Data rows >>
****

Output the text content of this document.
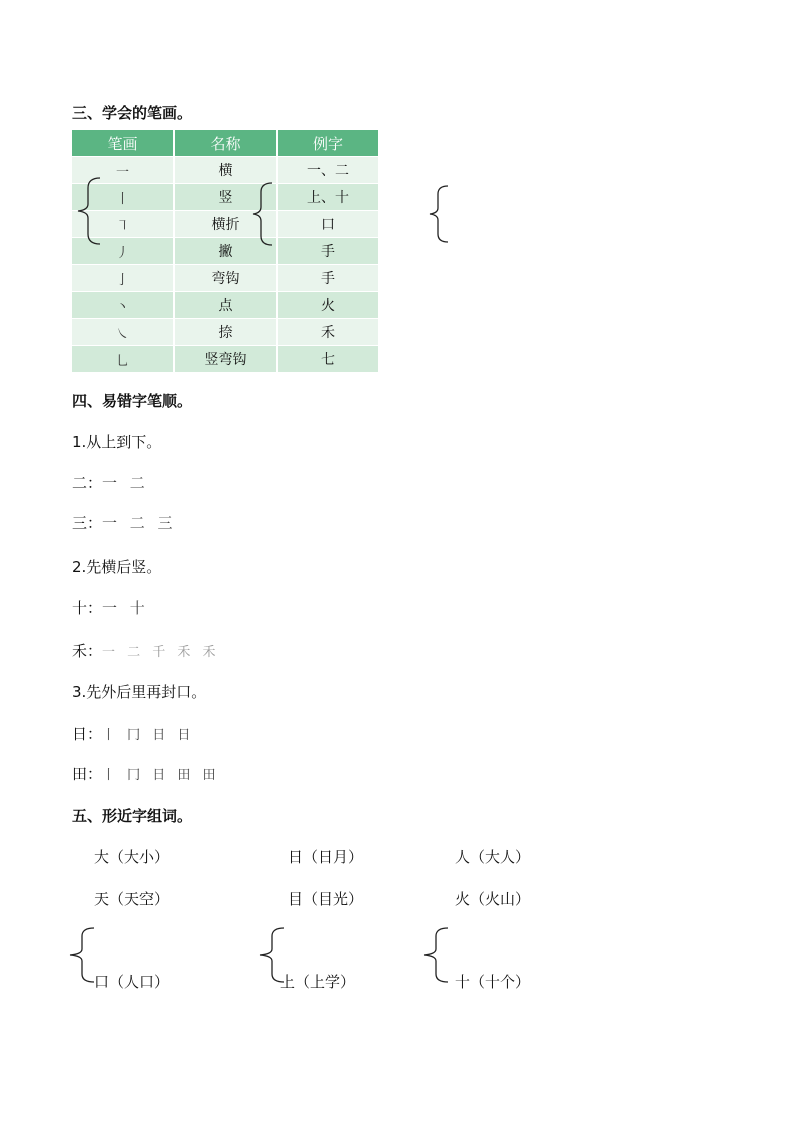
三、学会的笔画。
笔画	名称	例字
一	横	一、二
丨	竖	上、十
㇕	横折	口
丿	撇	手
亅	弯钩	手
丶	点	火
㇏	捺	禾
乚	竖弯钩	七
四、易错字笔顺。
1.从上到下。
二：一 二
三：一 二 三
2.先横后竖。
十：一 十
禾：一 二 千 禾 禾
3.先外后里再封口。
日：丨 冂 日 日
田：丨 冂 日 田 田
五、形近字组词。
大（大小）
天（天空）
日（日月）
目（目光）
人（大人）
火（火山）
口（人口）	上（上学）	十（十个）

****

Work instructions >> Leave the pictures out, and print every line of the listing exactly as written.

The reply >>
Output the text content of this document.
三、学会的笔画。
笔画	名称	例字
一	横	一、二
丨	竖	上、十
㇕	横折	口
丿	撇	手
亅	弯钩	手
丶	点	火
㇏	捺	禾
乚	竖弯钩	七
四、易错字笔顺。
1.从上到下。
二：一 二
三：一 二 三
2.先横后竖。
十：一 十
禾：一 二 千 禾 禾
3.先外后里再封口。
日：丨 冂 日 日
田：丨 冂 日 田 田
五、形近字组词。
大（大小）
天（天空）
日（日月）
目（目光）
人（大人）
火（火山）
口（人口）	上（上学）	十（十个）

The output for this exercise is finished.